▸ The problem
Find the lines of data that contain the string "this", then list them.

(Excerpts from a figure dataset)
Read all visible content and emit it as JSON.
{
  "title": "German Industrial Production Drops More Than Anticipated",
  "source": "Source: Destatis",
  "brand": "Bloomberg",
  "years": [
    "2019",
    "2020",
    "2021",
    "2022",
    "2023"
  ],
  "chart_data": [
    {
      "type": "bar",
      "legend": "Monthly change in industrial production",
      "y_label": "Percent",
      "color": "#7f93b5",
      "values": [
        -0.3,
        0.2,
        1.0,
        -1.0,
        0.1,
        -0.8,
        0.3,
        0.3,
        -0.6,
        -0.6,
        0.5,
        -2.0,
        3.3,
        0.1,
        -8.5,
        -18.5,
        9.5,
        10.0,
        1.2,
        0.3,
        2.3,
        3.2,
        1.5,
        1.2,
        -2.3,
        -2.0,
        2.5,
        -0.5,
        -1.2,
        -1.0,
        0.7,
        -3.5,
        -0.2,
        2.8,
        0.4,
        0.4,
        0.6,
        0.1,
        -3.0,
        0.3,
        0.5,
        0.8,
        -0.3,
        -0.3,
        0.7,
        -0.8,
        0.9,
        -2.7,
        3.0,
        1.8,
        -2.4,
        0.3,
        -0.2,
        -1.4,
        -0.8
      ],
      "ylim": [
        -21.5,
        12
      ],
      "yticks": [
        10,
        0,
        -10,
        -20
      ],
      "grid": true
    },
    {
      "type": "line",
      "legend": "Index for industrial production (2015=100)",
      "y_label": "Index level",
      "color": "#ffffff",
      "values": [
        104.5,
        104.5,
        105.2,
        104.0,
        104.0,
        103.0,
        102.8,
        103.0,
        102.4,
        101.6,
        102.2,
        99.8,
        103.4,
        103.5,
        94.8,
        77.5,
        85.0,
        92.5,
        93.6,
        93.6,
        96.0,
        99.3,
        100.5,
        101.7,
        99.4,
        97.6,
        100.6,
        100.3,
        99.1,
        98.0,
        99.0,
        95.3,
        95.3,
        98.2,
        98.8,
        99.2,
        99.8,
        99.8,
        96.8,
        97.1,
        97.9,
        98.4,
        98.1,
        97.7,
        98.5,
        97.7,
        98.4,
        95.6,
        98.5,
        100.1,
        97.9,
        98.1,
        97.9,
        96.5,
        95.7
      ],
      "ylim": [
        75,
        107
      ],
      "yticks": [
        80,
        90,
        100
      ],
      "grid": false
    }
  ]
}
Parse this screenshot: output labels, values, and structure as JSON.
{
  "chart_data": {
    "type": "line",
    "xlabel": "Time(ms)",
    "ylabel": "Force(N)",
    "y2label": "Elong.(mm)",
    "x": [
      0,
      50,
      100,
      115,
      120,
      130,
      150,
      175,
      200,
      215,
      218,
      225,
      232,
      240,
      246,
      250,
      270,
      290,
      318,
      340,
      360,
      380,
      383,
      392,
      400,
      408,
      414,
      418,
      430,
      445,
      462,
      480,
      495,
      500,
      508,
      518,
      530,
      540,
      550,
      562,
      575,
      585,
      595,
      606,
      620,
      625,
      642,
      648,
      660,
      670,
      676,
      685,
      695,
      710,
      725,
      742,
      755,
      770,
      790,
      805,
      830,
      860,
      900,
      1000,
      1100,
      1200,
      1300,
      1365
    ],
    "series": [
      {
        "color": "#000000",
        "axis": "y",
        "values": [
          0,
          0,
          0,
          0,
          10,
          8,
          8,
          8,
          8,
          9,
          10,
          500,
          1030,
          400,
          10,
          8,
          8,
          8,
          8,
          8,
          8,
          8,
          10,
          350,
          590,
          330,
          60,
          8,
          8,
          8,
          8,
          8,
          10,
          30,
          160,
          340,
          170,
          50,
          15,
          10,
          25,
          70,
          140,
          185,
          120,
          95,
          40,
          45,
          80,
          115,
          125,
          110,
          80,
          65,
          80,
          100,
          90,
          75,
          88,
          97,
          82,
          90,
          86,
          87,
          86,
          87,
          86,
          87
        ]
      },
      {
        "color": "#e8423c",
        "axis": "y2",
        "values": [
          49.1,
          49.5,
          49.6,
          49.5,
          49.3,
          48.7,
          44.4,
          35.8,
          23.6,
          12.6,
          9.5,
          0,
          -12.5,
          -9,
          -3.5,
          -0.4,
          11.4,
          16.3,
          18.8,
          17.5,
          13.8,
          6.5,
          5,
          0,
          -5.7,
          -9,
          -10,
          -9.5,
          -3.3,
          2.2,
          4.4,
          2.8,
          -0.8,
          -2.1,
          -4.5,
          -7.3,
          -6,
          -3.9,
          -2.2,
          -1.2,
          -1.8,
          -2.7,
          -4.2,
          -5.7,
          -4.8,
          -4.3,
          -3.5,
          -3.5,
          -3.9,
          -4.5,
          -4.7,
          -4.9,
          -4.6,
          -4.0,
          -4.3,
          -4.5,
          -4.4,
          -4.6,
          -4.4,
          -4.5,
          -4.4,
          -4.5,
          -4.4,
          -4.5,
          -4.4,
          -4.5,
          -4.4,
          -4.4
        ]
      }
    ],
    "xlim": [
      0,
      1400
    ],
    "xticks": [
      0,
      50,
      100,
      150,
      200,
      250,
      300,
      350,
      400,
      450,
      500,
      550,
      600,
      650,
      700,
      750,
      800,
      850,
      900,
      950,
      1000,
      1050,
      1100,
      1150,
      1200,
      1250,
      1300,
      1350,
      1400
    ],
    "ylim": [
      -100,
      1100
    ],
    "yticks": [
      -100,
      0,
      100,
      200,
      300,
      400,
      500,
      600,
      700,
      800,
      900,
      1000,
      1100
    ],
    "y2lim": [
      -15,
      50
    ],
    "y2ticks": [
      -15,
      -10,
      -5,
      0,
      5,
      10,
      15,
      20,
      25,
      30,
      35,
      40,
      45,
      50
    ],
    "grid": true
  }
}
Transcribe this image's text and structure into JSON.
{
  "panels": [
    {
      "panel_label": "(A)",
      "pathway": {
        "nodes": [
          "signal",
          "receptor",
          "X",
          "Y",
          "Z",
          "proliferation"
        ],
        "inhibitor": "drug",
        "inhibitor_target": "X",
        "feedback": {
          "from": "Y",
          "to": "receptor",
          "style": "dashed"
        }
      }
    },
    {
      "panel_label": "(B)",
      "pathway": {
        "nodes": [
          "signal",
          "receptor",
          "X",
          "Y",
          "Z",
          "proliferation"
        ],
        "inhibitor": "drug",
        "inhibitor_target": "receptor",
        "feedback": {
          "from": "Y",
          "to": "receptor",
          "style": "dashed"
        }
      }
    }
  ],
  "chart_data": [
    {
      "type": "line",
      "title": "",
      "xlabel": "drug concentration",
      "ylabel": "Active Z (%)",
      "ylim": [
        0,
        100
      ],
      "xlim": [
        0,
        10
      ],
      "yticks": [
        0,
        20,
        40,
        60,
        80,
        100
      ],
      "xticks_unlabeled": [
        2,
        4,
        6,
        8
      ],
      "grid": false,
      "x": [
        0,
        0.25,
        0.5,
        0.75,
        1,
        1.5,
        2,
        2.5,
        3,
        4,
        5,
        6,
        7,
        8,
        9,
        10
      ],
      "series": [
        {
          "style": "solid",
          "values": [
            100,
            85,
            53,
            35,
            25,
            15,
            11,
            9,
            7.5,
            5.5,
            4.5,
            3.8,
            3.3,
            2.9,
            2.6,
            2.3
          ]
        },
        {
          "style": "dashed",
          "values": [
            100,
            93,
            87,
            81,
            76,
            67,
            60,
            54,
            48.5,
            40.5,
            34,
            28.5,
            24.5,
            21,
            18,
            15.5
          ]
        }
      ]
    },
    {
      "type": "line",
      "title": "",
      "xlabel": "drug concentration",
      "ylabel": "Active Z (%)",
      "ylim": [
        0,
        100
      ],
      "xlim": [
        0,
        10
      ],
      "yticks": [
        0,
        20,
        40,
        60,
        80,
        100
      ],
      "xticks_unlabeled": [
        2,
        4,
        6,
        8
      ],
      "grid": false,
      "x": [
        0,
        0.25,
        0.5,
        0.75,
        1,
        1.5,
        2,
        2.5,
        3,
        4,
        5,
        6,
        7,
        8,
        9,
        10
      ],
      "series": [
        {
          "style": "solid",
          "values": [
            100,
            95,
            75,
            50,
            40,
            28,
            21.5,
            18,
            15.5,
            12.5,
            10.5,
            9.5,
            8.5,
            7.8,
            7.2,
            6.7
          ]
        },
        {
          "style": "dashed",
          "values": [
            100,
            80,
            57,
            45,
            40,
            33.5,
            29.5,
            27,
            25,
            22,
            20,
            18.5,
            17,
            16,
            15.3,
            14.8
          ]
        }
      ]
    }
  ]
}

▸ Answer below
Parse this screenshot: output labels, values, and structure as JSON.
Transcribe this image's text and structure into JSON.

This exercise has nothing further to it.